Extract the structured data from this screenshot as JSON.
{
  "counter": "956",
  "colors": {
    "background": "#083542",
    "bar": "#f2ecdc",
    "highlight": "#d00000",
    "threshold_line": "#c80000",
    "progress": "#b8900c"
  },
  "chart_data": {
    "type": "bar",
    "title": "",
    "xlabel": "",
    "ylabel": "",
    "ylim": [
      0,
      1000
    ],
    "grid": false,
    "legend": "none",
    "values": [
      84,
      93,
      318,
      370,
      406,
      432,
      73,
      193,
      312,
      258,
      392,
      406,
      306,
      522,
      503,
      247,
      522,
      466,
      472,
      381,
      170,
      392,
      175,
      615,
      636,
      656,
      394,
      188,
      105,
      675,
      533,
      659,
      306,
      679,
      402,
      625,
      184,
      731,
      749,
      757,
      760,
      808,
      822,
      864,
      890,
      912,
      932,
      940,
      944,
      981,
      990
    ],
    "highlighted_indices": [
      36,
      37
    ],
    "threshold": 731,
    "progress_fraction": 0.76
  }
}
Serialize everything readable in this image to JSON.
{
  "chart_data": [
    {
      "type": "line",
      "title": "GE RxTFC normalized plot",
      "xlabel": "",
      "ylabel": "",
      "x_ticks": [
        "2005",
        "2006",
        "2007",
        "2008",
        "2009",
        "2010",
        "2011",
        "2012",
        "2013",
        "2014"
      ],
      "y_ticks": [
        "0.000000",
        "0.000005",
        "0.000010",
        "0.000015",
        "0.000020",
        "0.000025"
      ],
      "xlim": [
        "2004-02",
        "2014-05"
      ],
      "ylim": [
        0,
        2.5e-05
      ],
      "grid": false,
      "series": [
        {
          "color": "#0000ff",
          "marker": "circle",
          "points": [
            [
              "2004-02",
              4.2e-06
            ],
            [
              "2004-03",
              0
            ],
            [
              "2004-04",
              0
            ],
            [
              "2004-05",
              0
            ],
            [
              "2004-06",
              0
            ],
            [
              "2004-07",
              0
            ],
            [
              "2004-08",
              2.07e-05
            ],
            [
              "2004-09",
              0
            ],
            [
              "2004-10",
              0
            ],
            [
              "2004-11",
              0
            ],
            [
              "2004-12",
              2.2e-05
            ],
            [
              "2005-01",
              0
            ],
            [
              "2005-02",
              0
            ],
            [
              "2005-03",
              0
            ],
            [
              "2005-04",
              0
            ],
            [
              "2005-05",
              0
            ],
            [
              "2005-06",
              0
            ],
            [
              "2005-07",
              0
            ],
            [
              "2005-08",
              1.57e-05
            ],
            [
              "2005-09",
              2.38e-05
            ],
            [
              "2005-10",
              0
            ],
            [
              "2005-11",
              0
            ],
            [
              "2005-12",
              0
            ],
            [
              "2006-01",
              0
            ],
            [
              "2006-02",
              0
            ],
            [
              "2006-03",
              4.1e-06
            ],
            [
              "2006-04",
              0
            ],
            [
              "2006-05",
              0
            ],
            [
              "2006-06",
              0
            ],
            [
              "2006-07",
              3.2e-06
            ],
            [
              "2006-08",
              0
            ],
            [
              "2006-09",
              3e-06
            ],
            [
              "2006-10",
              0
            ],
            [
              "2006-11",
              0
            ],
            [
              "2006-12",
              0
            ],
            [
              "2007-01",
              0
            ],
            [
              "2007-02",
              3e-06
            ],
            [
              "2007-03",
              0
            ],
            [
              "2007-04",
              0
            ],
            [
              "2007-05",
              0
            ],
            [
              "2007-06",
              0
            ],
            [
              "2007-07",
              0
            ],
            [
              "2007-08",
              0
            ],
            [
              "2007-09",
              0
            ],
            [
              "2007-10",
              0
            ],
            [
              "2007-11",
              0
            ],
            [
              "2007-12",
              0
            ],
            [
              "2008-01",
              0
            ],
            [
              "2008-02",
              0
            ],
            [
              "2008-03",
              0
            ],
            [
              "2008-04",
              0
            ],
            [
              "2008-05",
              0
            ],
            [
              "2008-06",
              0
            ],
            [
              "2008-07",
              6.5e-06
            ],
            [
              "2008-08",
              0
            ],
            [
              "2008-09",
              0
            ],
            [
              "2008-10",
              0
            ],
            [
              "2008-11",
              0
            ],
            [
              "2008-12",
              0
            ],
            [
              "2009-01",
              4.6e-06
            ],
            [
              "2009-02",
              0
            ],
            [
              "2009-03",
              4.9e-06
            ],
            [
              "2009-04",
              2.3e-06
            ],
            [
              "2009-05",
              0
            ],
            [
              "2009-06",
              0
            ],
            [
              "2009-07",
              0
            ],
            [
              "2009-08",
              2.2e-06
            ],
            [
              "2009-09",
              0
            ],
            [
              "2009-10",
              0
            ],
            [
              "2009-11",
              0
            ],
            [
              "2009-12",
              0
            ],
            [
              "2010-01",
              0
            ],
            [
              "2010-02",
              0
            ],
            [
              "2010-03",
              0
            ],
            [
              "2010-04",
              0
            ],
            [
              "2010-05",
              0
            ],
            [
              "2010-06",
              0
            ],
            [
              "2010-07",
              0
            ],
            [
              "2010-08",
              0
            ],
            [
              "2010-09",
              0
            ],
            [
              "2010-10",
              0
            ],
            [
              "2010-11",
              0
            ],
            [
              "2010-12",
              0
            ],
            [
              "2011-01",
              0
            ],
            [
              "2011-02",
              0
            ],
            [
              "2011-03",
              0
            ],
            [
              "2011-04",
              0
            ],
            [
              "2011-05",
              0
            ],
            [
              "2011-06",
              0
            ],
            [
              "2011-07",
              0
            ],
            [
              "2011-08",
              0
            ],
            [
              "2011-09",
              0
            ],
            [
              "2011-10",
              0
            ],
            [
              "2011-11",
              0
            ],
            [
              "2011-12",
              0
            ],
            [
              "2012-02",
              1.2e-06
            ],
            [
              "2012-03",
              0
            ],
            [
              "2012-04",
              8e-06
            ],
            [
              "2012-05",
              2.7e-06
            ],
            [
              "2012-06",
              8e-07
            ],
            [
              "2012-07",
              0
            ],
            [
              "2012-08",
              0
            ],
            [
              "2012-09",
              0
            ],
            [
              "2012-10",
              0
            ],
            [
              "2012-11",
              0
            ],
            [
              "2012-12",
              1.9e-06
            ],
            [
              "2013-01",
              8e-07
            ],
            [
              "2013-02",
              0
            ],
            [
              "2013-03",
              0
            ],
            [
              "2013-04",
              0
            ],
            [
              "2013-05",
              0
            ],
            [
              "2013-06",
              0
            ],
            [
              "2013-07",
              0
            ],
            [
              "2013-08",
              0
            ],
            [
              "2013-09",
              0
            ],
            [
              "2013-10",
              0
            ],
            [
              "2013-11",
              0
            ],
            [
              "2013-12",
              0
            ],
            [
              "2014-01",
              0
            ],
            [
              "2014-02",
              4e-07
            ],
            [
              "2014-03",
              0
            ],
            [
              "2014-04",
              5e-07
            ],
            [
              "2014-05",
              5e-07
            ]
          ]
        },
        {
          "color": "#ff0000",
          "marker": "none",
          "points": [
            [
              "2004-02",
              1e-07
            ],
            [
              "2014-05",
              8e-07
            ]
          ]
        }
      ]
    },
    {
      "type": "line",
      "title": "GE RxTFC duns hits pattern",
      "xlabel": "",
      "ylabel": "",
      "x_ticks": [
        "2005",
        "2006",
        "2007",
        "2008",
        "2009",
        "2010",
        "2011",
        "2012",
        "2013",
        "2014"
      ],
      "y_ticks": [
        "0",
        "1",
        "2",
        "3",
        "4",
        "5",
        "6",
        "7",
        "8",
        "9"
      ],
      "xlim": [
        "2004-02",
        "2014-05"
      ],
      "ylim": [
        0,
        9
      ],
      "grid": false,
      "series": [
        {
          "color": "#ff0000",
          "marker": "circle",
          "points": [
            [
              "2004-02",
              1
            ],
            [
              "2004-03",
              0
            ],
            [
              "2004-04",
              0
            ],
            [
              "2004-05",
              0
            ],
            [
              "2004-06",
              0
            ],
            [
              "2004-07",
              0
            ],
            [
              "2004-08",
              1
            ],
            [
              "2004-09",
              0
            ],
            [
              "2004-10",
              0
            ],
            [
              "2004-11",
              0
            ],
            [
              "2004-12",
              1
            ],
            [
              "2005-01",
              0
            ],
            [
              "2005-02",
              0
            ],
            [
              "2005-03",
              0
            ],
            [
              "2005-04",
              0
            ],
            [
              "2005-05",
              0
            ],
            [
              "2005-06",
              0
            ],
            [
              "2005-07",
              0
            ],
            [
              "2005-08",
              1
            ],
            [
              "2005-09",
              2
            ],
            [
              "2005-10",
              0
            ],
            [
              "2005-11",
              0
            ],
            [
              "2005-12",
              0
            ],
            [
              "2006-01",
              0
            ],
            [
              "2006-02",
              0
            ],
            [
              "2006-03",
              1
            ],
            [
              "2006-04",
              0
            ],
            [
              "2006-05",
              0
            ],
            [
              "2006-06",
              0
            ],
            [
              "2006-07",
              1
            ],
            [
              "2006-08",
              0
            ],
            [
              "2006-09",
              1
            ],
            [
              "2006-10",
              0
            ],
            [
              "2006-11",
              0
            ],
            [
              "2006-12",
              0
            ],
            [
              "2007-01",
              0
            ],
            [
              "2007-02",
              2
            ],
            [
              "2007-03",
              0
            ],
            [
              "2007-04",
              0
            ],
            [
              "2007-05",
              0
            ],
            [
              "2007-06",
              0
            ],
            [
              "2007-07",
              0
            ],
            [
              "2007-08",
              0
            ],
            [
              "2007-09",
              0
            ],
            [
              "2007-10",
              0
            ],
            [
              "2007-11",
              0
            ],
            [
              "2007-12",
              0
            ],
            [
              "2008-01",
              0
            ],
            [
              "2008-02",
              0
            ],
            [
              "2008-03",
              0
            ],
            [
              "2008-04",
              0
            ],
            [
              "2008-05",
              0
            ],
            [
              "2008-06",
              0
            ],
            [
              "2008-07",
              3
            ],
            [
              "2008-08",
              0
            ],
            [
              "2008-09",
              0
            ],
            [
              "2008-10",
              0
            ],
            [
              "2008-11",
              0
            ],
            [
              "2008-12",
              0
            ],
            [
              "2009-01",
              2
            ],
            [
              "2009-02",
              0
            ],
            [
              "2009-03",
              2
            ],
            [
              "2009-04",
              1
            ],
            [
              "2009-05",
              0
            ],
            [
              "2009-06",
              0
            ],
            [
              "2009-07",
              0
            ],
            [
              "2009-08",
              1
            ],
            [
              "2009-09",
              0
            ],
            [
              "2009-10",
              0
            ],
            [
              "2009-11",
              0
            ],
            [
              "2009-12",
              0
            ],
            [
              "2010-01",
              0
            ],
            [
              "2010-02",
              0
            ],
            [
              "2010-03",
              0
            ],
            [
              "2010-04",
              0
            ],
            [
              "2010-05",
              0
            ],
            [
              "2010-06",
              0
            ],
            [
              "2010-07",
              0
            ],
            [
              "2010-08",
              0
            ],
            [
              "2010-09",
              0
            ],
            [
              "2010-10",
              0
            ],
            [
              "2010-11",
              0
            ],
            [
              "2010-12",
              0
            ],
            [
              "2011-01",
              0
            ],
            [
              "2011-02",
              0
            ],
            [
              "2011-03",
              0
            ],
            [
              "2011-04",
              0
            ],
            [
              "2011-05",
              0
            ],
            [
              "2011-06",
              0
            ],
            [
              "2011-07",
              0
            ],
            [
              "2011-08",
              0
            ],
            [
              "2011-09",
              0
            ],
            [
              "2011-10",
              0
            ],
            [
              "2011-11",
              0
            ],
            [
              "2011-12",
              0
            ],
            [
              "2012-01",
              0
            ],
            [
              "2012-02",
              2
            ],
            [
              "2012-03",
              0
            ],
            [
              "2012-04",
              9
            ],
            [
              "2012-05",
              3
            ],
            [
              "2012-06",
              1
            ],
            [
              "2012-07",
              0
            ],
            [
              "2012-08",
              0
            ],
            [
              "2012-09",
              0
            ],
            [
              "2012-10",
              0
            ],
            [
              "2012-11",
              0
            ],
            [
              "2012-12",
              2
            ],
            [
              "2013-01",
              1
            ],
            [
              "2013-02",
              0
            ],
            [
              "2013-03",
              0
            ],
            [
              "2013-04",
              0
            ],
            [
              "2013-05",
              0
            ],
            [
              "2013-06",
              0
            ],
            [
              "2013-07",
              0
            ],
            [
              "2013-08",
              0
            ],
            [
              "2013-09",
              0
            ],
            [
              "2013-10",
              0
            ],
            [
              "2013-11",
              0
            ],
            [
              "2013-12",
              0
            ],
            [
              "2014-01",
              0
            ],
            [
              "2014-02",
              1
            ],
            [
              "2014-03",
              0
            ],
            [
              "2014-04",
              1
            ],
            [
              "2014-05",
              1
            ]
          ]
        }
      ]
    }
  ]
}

++++++

| Instruction |
Each line holding "title" must be found and copied.

| The reply |
    "title": "",
      "title": "GE RxTFC normalized plot",
      "title": "GE RxTFC duns hits pattern",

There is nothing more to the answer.